EXERCISE INSTRUCTIONS —
Please output every line of the material as it stands, without the pictures.

--- START OF PROVIDED ENTRIES ---

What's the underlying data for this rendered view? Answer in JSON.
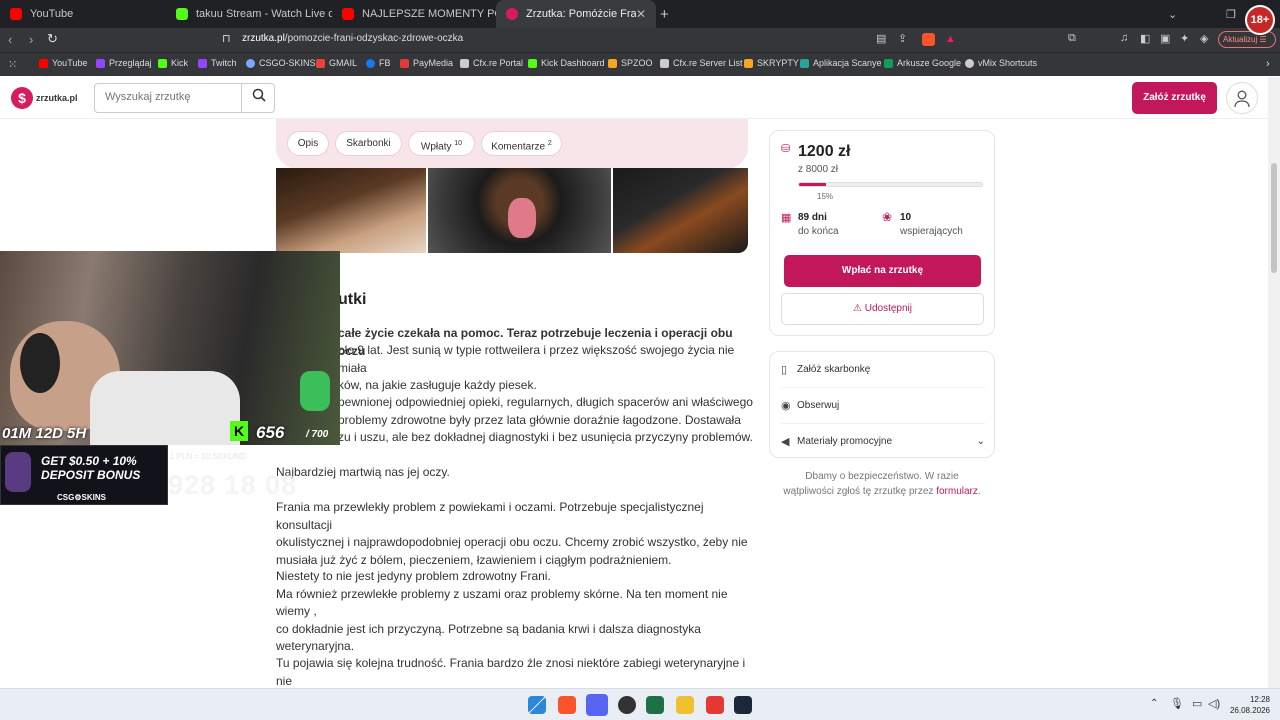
{
  "browser": {
    "tabs": [
      {
        "title": "YouTube",
        "color": "#ff0000"
      },
      {
        "title": "takuu Stream - Watch Live on Kick",
        "color": "#53fc18"
      },
      {
        "title": "NAJLEPSZE MOMENTY POLSKIEGO T",
        "color": "#ff0000"
      },
      {
        "title": "Zrzutka: Pomóżcie Frani odzysk",
        "color": "#d81b60"
      }
    ],
    "new_tab": "+",
    "url_host": "zrzutka.pl",
    "url_path": "/pomozcie-frani-odzyskac-zdrowe-oczka",
    "update_btn": "Aktualizuj",
    "age_badge": "18+",
    "bookmarks": [
      {
        "label": "YouTube",
        "color": "#ff0000"
      },
      {
        "label": "Przeglądaj",
        "color": "#9146ff"
      },
      {
        "label": "Kick",
        "color": "#53fc18"
      },
      {
        "label": "Twitch",
        "color": "#9146ff"
      },
      {
        "label": "CSGO-SKINS",
        "color": "#7aa7ff"
      },
      {
        "label": "GMAIL",
        "color": "#ea4335"
      },
      {
        "label": "FB",
        "color": "#1877f2"
      },
      {
        "label": "PayMedia",
        "color": "#e53935"
      },
      {
        "label": "Cfx.re Portal",
        "color": "#cccccc"
      },
      {
        "label": "Kick Dashboard",
        "color": "#53fc18"
      },
      {
        "label": "SPZOO",
        "color": "#f5a623"
      },
      {
        "label": "Cfx.re Server List",
        "color": "#cccccc"
      },
      {
        "label": "SKRYPTY",
        "color": "#f5a623"
      },
      {
        "label": "Aplikacja Scanye",
        "color": "#26a69a"
      },
      {
        "label": "Arkusze Google",
        "color": "#0f9d58"
      },
      {
        "label": "vMix Shortcuts",
        "color": "#cccccc"
      }
    ]
  },
  "site": {
    "logo_text": "zrzutka.pl",
    "search_placeholder": "Wyszukaj zrzutkę",
    "create_btn": "Załóż zrzutkę"
  },
  "tabs": [
    {
      "label": "Opis",
      "count": ""
    },
    {
      "label": "Skarbonki",
      "count": ""
    },
    {
      "label": "Wpłaty",
      "count": "10"
    },
    {
      "label": "Komentarze",
      "count": "2"
    }
  ],
  "article": {
    "title": "utki",
    "paragraphs": [
      {
        "bold": "całe życie czekała na pomoc. Teraz potrzebuje leczenia i operacji obu oczu",
        "text": "oło 9 lat. Jest sunią w typie rottweilera i przez większość swojego życia nie miała\nków, na jakie zasługuje każdy piesek."
      },
      {
        "bold": "",
        "text": "pewnionej odpowiedniej opieki, regularnych, długich spacerów ani właściwego\nproblemy zdrowotne były przez lata głównie doraźnie łagodzone. Dostawała\nzu i uszu, ale bez dokładnej diagnostyki i bez usunięcia przyczyny problemów."
      },
      {
        "bold": "",
        "text": "Najbardziej martwią nas jej oczy."
      },
      {
        "bold": "",
        "text": "Frania ma przewlekły problem z powiekami i oczami. Potrzebuje specjalistycznej konsultacji\nokulistycznej i najprawdopodobniej operacji obu oczu. Chcemy zrobić wszystko, żeby nie\nmusiała już żyć z bólem, pieczeniem, łzawieniem i ciągłym podrażnieniem."
      },
      {
        "bold": "",
        "text": "Niestety to nie jest jedyny problem zdrowotny Frani.\nMa również przewlekłe problemy z uszami oraz problemy skórne. Na ten moment nie wiemy ,\nco dokładnie jest ich przyczyną. Potrzebne są badania krwi i dalsza diagnostyka\nweterynaryjna."
      },
      {
        "bold": "",
        "text": "Tu pojawia się kolejna trudność. Frania bardzo źle znosi niektóre zabiegi weterynaryjne i nie\npozwala spokojnie pobrać sobie krwi. Dlatego najprawdopodobniej także do pobrania krwi i"
      }
    ]
  },
  "donation": {
    "amount": "1200 zł",
    "goal": "z 8000 zł",
    "progress_pct": 15,
    "progress_label": "15%",
    "days_num": "89 dni",
    "days_lbl": "do końca",
    "supporters_num": "10",
    "supporters_lbl": "wspierających",
    "pay_btn": "Wpłać na zrzutkę",
    "share_btn": "Udostępnij"
  },
  "actions": {
    "piggy": "Załóż skarbonkę",
    "watch": "Obserwuj",
    "promo": "Materiały promocyjne"
  },
  "safety": {
    "text": "Dbamy o bezpieczeństwo. W razie wątpliwości zgłoś tę zrzutkę przez",
    "link": "formularz",
    "end": "."
  },
  "overlay": {
    "timer": "01M 12D 5H",
    "kick_count": "656",
    "kick_total": "/ 700",
    "banner_line1": "GET $0.50 + 10%",
    "banner_line2": "DEPOSIT BONUS",
    "banner_brand": "CSG⚙SKINS",
    "ghost_small": "1 PLN = 10 SEKUND",
    "ghost_big": "928 18 08"
  },
  "taskbar": {
    "time": "12:28",
    "date": "26.08.2026"
  }
}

--- END OF PROVIDED ENTRIES ---

TASK RESULT —
What's the underlying data for this rendered view? Answer in JSON.
{
  "browser": {
    "tabs": [
      {
        "title": "YouTube",
        "color": "#ff0000"
      },
      {
        "title": "takuu Stream - Watch Live on Kick",
        "color": "#53fc18"
      },
      {
        "title": "NAJLEPSZE MOMENTY POLSKIEGO T",
        "color": "#ff0000"
      },
      {
        "title": "Zrzutka: Pomóżcie Frani odzysk",
        "color": "#d81b60"
      }
    ],
    "new_tab": "+",
    "url_host": "zrzutka.pl",
    "url_path": "/pomozcie-frani-odzyskac-zdrowe-oczka",
    "update_btn": "Aktualizuj",
    "age_badge": "18+",
    "bookmarks": [
      {
        "label": "YouTube",
        "color": "#ff0000"
      },
      {
        "label": "Przeglądaj",
        "color": "#9146ff"
      },
      {
        "label": "Kick",
        "color": "#53fc18"
      },
      {
        "label": "Twitch",
        "color": "#9146ff"
      },
      {
        "label": "CSGO-SKINS",
        "color": "#7aa7ff"
      },
      {
        "label": "GMAIL",
        "color": "#ea4335"
      },
      {
        "label": "FB",
        "color": "#1877f2"
      },
      {
        "label": "PayMedia",
        "color": "#e53935"
      },
      {
        "label": "Cfx.re Portal",
        "color": "#cccccc"
      },
      {
        "label": "Kick Dashboard",
        "color": "#53fc18"
      },
      {
        "label": "SPZOO",
        "color": "#f5a623"
      },
      {
        "label": "Cfx.re Server List",
        "color": "#cccccc"
      },
      {
        "label": "SKRYPTY",
        "color": "#f5a623"
      },
      {
        "label": "Aplikacja Scanye",
        "color": "#26a69a"
      },
      {
        "label": "Arkusze Google",
        "color": "#0f9d58"
      },
      {
        "label": "vMix Shortcuts",
        "color": "#cccccc"
      }
    ]
  },
  "site": {
    "logo_text": "zrzutka.pl",
    "search_placeholder": "Wyszukaj zrzutkę",
    "create_btn": "Załóż zrzutkę"
  },
  "tabs": [
    {
      "label": "Opis",
      "count": ""
    },
    {
      "label": "Skarbonki",
      "count": ""
    },
    {
      "label": "Wpłaty",
      "count": "10"
    },
    {
      "label": "Komentarze",
      "count": "2"
    }
  ],
  "article": {
    "title": "utki",
    "paragraphs": [
      {
        "bold": "całe życie czekała na pomoc. Teraz potrzebuje leczenia i operacji obu oczu",
        "text": "oło 9 lat. Jest sunią w typie rottweilera i przez większość swojego życia nie miała\nków, na jakie zasługuje każdy piesek."
      },
      {
        "bold": "",
        "text": "pewnionej odpowiedniej opieki, regularnych, długich spacerów ani właściwego\nproblemy zdrowotne były przez lata głównie doraźnie łagodzone. Dostawała\nzu i uszu, ale bez dokładnej diagnostyki i bez usunięcia przyczyny problemów."
      },
      {
        "bold": "",
        "text": "Najbardziej martwią nas jej oczy."
      },
      {
        "bold": "",
        "text": "Frania ma przewlekły problem z powiekami i oczami. Potrzebuje specjalistycznej konsultacji\nokulistycznej i najprawdopodobniej operacji obu oczu. Chcemy zrobić wszystko, żeby nie\nmusiała już żyć z bólem, pieczeniem, łzawieniem i ciągłym podrażnieniem."
      },
      {
        "bold": "",
        "text": "Niestety to nie jest jedyny problem zdrowotny Frani.\nMa również przewlekłe problemy z uszami oraz problemy skórne. Na ten moment nie wiemy ,\nco dokładnie jest ich przyczyną. Potrzebne są badania krwi i dalsza diagnostyka\nweterynaryjna."
      },
      {
        "bold": "",
        "text": "Tu pojawia się kolejna trudność. Frania bardzo źle znosi niektóre zabiegi weterynaryjne i nie\npozwala spokojnie pobrać sobie krwi. Dlatego najprawdopodobniej także do pobrania krwi i"
      }
    ]
  },
  "donation": {
    "amount": "1200 zł",
    "goal": "z 8000 zł",
    "progress_pct": 15,
    "progress_label": "15%",
    "days_num": "89 dni",
    "days_lbl": "do końca",
    "supporters_num": "10",
    "supporters_lbl": "wspierających",
    "pay_btn": "Wpłać na zrzutkę",
    "share_btn": "Udostępnij"
  },
  "actions": {
    "piggy": "Załóż skarbonkę",
    "watch": "Obserwuj",
    "promo": "Materiały promocyjne"
  },
  "safety": {
    "text": "Dbamy o bezpieczeństwo. W razie wątpliwości zgłoś tę zrzutkę przez",
    "link": "formularz",
    "end": "."
  },
  "overlay": {
    "timer": "01M 12D 5H",
    "kick_count": "656",
    "kick_total": "/ 700",
    "banner_line1": "GET $0.50 + 10%",
    "banner_line2": "DEPOSIT BONUS",
    "banner_brand": "CSG⚙SKINS",
    "ghost_small": "1 PLN = 10 SEKUND",
    "ghost_big": "928 18 08"
  },
  "taskbar": {
    "time": "12:28",
    "date": "26.08.2026"
  }
}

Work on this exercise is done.